* START *

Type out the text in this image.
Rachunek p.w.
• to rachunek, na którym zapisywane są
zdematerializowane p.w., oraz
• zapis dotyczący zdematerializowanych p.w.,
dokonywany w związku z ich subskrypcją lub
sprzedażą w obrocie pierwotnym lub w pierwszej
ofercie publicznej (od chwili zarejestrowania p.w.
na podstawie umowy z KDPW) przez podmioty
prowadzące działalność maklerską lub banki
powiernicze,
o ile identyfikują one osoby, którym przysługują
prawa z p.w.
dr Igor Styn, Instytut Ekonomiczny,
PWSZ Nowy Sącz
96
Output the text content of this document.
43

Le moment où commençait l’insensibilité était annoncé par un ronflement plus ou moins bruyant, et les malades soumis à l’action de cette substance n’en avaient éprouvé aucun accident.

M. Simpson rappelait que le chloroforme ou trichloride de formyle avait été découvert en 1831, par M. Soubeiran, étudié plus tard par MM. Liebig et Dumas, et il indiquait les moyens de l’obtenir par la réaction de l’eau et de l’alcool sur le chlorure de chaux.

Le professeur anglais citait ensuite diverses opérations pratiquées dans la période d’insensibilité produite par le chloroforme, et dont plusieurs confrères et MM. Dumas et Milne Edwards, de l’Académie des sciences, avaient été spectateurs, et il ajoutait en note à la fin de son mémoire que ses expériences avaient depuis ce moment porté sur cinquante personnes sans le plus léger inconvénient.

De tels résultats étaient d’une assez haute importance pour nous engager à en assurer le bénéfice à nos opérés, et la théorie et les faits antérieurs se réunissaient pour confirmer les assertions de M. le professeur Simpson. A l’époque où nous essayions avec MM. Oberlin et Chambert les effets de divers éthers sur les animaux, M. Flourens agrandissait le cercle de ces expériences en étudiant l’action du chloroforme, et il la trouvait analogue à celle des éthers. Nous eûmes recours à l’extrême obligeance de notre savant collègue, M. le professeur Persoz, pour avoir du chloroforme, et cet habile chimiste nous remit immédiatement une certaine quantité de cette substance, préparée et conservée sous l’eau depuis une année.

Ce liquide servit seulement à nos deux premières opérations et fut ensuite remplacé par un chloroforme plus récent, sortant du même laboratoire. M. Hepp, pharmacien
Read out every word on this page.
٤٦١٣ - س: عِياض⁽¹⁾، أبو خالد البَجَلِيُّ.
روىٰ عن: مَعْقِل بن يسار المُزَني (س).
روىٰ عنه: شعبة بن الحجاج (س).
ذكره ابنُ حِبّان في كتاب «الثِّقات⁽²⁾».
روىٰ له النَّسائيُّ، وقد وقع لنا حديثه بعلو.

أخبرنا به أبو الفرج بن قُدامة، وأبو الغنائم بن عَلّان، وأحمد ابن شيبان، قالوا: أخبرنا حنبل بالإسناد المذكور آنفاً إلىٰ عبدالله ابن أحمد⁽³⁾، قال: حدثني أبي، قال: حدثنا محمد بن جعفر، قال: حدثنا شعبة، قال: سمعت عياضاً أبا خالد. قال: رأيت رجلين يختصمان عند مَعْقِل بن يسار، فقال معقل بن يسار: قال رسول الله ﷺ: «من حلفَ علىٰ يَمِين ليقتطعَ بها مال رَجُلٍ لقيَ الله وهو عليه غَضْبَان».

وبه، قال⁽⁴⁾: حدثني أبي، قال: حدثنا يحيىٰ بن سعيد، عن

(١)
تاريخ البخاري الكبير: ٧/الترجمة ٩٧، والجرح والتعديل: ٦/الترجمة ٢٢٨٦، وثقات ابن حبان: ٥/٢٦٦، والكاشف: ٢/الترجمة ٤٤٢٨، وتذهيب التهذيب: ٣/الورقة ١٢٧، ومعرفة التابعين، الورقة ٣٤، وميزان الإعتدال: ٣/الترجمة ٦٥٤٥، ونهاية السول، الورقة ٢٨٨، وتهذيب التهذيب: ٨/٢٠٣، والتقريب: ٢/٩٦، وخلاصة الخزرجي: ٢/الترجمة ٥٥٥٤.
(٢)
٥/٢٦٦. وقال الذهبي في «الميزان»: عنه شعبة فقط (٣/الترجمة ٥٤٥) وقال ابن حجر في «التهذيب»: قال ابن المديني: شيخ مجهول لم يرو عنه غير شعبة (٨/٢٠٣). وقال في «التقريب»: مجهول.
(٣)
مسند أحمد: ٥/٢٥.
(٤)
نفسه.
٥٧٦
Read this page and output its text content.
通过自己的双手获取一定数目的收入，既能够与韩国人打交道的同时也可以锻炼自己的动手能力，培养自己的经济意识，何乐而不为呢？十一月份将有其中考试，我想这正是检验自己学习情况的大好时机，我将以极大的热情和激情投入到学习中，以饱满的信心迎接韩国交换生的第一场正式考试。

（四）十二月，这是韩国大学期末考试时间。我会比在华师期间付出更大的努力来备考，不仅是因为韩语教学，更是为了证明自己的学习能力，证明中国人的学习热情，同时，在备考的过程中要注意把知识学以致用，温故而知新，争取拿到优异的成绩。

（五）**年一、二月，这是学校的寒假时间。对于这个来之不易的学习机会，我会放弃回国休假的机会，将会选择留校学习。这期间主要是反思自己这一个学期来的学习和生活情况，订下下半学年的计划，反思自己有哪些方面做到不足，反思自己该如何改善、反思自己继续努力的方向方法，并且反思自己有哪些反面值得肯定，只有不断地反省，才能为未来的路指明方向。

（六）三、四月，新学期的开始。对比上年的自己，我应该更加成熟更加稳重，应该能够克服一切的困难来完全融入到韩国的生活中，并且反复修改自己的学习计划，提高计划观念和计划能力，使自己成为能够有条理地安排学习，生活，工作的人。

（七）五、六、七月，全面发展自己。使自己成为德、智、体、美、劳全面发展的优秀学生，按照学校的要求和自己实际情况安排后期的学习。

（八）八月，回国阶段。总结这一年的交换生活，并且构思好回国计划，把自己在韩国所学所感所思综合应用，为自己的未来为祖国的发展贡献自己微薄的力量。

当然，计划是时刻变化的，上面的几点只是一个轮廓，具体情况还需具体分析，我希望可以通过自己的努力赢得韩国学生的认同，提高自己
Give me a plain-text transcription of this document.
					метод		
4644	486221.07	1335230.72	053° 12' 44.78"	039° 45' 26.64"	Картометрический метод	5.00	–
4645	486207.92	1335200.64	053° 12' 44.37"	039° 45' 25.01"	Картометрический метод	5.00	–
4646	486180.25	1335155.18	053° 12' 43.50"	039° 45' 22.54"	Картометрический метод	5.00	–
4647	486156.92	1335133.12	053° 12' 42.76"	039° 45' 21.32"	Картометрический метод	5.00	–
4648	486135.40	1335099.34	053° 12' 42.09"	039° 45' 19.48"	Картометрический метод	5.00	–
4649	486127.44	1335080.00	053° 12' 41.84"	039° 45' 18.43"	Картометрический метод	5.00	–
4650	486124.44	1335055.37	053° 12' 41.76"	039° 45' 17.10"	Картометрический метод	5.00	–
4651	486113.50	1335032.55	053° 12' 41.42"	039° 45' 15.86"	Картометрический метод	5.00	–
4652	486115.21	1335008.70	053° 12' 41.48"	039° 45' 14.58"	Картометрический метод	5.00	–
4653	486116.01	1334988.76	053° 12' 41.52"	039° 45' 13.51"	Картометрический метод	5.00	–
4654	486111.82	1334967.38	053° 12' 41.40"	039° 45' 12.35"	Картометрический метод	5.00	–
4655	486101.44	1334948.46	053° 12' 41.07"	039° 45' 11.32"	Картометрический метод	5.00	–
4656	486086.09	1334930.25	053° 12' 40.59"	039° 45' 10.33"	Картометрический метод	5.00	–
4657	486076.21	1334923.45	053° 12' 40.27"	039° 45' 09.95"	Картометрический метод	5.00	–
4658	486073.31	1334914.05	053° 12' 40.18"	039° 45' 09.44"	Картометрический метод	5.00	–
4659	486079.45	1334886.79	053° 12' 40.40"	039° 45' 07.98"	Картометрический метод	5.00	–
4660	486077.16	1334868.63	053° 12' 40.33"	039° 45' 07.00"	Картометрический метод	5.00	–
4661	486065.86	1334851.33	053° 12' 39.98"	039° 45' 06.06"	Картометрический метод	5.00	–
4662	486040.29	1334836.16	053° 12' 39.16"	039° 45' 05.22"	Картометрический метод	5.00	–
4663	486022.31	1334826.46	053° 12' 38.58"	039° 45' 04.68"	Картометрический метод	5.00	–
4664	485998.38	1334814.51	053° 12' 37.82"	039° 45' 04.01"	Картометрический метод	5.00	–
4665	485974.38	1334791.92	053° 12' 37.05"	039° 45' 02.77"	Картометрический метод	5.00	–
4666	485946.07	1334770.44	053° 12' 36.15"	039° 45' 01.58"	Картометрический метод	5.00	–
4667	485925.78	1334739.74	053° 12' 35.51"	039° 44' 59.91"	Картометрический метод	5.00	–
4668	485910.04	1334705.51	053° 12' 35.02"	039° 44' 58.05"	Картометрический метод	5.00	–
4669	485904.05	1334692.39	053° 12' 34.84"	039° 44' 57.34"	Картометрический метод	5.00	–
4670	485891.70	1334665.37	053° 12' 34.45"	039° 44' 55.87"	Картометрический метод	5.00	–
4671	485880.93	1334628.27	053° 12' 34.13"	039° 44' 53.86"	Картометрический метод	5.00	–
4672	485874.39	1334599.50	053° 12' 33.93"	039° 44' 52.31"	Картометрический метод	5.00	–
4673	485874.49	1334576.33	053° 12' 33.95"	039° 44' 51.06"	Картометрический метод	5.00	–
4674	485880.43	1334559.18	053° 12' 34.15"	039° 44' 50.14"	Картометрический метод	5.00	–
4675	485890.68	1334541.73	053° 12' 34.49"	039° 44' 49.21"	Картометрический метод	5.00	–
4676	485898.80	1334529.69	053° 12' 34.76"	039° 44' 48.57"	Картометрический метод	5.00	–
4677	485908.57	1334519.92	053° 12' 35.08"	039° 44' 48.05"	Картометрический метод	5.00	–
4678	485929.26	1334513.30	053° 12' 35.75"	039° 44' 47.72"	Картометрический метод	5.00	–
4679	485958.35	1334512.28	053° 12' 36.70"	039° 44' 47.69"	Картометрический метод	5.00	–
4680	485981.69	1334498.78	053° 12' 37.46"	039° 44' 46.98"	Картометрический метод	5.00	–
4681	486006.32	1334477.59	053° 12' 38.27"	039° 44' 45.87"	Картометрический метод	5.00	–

* END *

◆ Written request
Report back each line of the entries that holds the string "this".

◆ Exercise response
Type out the text in this image.
Output the text content of this document.
Read out every word on this page.
Read this page and output its text content.
Give me a plain-text transcription of this document.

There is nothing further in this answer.